WORK TO BE COMPLETED:
Repeat the records verbatim, from the line containing "Detect and localize" through the line containing "x-tick-label: 3 (114, 371, 120, 383)", with both of those lines included.

Stored entries:

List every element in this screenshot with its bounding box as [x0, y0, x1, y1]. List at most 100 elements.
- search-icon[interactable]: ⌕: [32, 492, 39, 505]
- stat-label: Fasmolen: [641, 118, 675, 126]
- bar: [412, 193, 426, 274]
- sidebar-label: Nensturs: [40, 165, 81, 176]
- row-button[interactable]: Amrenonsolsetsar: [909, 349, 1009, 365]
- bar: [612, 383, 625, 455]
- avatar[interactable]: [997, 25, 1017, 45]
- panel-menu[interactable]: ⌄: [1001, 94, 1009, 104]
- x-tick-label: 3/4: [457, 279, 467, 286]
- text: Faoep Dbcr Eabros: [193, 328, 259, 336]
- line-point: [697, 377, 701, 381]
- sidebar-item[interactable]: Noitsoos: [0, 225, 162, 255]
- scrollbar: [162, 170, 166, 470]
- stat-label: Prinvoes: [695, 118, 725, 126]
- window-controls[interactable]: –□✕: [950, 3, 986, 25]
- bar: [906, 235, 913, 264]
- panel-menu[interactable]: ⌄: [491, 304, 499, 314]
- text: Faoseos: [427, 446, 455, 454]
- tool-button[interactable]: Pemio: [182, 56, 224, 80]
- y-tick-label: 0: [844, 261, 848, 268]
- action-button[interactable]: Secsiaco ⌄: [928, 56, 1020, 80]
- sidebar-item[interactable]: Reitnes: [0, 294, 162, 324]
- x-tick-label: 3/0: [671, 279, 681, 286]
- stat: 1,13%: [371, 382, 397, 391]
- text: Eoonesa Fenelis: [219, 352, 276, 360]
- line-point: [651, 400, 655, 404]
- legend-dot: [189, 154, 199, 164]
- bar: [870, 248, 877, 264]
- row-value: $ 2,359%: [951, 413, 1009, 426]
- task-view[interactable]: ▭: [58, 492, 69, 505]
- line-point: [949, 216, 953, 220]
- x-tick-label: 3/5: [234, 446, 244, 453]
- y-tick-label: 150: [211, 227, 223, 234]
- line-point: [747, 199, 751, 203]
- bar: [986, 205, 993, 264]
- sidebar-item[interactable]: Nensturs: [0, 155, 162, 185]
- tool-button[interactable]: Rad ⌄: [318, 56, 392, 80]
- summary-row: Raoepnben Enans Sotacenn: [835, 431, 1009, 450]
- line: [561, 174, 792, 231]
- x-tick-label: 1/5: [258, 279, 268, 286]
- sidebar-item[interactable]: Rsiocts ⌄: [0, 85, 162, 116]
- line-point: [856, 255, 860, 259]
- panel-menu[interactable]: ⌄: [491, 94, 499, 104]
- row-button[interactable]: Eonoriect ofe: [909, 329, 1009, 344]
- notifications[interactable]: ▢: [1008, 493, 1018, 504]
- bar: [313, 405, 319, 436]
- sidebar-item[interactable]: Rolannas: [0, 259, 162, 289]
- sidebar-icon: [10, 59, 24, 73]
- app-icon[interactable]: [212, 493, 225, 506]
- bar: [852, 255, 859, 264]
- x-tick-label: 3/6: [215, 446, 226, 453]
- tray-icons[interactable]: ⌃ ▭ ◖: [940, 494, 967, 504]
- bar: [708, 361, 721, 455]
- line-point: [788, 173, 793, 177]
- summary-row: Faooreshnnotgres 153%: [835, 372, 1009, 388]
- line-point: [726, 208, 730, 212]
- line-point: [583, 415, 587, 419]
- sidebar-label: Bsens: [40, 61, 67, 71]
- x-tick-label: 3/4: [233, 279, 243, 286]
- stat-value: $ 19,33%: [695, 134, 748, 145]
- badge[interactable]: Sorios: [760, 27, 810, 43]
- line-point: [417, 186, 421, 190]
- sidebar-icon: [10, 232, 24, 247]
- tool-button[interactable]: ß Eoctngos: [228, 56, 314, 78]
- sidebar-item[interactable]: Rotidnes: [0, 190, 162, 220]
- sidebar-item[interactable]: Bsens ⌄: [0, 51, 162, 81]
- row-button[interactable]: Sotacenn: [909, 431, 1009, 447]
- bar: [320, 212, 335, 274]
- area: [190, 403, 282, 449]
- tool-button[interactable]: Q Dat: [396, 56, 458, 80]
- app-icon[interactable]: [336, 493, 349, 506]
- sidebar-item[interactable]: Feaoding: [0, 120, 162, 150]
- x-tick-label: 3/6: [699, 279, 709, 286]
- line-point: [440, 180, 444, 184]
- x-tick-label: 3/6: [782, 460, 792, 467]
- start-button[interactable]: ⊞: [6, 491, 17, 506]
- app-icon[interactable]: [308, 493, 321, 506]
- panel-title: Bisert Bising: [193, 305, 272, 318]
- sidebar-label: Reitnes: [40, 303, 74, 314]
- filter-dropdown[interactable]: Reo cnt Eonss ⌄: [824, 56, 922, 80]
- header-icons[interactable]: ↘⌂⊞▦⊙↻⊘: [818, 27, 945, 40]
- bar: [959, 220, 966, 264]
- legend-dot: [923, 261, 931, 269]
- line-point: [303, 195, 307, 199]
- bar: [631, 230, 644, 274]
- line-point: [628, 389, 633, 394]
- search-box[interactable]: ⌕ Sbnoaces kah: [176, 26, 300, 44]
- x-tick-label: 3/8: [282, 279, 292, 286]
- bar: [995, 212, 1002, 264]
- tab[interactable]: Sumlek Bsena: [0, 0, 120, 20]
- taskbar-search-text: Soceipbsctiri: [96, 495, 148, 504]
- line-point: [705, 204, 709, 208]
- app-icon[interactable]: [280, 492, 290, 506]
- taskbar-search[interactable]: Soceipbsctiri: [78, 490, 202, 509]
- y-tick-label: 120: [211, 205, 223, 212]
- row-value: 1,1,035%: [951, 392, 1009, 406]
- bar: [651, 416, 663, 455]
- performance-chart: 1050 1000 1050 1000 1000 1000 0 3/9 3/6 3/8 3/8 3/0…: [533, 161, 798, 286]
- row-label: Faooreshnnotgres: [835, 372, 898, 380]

==

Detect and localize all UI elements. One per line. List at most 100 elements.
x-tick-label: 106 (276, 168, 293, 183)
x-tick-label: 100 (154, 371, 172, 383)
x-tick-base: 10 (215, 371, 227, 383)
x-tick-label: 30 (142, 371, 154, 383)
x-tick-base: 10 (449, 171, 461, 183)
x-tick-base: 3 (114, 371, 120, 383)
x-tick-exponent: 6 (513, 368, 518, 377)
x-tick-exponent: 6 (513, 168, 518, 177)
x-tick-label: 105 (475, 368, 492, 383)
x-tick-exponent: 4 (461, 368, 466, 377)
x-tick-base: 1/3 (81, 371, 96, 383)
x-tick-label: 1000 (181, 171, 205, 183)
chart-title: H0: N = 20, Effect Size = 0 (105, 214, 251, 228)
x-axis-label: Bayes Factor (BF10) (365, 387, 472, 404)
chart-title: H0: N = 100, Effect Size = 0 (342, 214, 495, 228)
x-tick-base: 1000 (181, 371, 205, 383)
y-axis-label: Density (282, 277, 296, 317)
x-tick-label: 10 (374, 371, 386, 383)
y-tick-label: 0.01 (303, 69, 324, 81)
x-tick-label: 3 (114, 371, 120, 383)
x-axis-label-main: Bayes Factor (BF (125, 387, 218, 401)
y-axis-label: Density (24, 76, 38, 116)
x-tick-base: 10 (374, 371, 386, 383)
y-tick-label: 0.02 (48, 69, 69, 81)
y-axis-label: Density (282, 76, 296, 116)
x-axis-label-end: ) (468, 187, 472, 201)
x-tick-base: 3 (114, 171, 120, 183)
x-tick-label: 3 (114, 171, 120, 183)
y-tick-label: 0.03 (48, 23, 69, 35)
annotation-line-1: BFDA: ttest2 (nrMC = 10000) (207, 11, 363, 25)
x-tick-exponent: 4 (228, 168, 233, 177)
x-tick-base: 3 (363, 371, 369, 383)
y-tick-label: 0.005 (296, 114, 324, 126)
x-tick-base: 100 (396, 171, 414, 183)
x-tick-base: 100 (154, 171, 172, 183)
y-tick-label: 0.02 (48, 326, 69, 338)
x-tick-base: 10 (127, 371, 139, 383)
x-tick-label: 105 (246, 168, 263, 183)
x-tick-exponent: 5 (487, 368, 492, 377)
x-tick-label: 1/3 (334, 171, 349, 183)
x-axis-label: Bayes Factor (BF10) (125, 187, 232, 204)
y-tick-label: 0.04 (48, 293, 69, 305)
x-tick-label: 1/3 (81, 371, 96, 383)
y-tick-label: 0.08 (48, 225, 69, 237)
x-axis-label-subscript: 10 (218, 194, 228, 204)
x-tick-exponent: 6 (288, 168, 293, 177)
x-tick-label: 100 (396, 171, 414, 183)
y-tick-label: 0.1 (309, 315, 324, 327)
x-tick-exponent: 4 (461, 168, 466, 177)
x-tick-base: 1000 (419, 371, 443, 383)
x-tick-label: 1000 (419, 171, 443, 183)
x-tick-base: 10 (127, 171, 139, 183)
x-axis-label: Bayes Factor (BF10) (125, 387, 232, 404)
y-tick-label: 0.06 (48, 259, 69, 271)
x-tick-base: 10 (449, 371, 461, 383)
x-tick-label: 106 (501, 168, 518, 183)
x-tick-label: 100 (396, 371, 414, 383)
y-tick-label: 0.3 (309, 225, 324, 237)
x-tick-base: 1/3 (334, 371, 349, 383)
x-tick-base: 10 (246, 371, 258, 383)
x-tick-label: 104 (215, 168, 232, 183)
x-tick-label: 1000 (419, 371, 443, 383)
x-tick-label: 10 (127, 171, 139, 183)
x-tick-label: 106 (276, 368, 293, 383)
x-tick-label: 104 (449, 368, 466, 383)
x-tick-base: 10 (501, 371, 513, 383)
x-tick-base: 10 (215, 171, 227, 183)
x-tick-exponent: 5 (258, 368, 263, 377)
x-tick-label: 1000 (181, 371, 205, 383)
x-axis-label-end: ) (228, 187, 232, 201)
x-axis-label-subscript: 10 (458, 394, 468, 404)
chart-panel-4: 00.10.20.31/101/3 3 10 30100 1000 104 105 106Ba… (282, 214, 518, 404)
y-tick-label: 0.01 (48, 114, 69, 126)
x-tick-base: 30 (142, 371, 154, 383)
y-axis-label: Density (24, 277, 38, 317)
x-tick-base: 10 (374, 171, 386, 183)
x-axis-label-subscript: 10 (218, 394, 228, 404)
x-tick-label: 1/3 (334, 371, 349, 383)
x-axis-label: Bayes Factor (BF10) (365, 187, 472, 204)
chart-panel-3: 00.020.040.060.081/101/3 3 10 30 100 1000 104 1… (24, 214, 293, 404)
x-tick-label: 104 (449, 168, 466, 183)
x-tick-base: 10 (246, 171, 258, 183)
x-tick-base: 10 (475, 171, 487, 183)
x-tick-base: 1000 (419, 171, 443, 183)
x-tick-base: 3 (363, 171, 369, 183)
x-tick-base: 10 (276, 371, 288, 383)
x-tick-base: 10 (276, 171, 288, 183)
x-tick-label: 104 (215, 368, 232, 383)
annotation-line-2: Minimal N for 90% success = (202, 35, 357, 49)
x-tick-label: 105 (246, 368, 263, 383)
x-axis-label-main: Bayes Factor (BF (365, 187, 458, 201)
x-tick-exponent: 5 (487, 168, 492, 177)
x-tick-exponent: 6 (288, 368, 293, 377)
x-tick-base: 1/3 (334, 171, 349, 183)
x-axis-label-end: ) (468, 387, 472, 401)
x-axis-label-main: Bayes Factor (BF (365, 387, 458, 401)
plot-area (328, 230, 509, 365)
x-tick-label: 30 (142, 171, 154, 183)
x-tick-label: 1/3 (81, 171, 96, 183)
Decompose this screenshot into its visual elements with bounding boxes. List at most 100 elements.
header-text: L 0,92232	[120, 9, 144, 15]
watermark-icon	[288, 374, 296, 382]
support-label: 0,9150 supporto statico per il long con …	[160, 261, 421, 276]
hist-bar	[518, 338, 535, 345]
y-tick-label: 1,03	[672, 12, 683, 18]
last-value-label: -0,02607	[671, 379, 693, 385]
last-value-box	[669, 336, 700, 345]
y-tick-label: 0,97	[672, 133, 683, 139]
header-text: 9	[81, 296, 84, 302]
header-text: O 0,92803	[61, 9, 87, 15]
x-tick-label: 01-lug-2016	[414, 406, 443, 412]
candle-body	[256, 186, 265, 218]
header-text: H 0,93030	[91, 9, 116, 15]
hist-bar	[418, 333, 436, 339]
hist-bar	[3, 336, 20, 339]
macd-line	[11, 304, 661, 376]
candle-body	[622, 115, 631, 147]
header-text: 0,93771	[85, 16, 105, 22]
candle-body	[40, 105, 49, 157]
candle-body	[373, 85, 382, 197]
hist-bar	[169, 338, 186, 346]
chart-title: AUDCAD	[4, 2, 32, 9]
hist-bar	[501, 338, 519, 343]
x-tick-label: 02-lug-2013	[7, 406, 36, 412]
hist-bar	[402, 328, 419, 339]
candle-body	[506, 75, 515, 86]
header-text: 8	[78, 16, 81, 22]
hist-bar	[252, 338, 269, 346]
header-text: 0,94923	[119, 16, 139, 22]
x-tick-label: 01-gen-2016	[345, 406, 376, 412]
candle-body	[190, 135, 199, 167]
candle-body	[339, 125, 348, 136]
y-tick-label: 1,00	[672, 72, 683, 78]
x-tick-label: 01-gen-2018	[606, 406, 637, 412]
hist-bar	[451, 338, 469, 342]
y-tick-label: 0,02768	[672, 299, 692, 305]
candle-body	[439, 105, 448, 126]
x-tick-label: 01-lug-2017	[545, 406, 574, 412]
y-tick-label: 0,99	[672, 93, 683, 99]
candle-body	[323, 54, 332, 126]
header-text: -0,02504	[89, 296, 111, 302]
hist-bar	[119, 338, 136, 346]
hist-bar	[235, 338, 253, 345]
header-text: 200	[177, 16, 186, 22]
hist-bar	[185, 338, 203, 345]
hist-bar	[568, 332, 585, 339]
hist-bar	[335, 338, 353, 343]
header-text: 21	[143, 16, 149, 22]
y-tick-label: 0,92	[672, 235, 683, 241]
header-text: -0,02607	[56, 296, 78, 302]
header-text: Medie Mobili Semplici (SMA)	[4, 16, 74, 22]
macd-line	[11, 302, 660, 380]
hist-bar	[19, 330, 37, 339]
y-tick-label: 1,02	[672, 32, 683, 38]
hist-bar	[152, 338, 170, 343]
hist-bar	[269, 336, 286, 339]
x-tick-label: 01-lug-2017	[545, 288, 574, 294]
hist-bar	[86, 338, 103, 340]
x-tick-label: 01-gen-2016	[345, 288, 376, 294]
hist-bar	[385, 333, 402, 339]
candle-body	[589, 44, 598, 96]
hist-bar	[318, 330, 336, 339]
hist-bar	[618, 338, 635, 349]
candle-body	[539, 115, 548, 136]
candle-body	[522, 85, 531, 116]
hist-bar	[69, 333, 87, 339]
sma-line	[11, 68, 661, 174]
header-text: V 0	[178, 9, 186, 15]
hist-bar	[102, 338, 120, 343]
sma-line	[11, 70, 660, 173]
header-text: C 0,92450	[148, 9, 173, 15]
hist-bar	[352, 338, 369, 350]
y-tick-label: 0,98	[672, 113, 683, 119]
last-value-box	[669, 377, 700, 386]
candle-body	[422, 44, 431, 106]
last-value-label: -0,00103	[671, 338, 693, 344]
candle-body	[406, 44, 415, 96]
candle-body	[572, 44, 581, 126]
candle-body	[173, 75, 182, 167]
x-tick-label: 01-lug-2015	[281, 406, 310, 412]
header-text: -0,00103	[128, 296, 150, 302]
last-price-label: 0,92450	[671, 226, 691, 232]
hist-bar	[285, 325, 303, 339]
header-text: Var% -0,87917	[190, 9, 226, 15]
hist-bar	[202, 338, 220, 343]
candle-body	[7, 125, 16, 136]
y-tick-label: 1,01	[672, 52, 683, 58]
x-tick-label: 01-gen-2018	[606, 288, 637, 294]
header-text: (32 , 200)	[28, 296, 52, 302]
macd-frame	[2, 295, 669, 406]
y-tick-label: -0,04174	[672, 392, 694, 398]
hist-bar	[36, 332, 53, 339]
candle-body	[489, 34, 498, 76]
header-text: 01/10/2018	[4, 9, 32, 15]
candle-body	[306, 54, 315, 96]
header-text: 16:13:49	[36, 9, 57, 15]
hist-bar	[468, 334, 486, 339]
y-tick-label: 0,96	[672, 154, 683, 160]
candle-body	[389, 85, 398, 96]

FULL OUTPUT:
Detect and localize all UI elements. One per line. List at most 100 elements.
x-tick-label: 106 (276, 168, 293, 183)
x-tick-label: 100 (154, 371, 172, 383)
x-tick-base: 10 (215, 371, 227, 383)
x-tick-label: 30 (142, 371, 154, 383)
x-tick-base: 10 (449, 171, 461, 183)
x-tick-base: 3 (114, 371, 120, 383)
x-tick-exponent: 6 (513, 368, 518, 377)
x-tick-exponent: 6 (513, 168, 518, 177)
x-tick-label: 105 (475, 368, 492, 383)
x-tick-exponent: 4 (461, 368, 466, 377)
x-tick-base: 1/3 (81, 371, 96, 383)
x-tick-label: 1000 (181, 171, 205, 183)
chart-title: H0: N = 20, Effect Size = 0 (105, 214, 251, 228)
x-axis-label: Bayes Factor (BF10) (365, 387, 472, 404)
chart-title: H0: N = 100, Effect Size = 0 (342, 214, 495, 228)
x-tick-base: 1000 (181, 371, 205, 383)
y-axis-label: Density (282, 277, 296, 317)
x-tick-label: 10 (374, 371, 386, 383)
y-tick-label: 0.01 (303, 69, 324, 81)
x-tick-label: 3 (114, 371, 120, 383)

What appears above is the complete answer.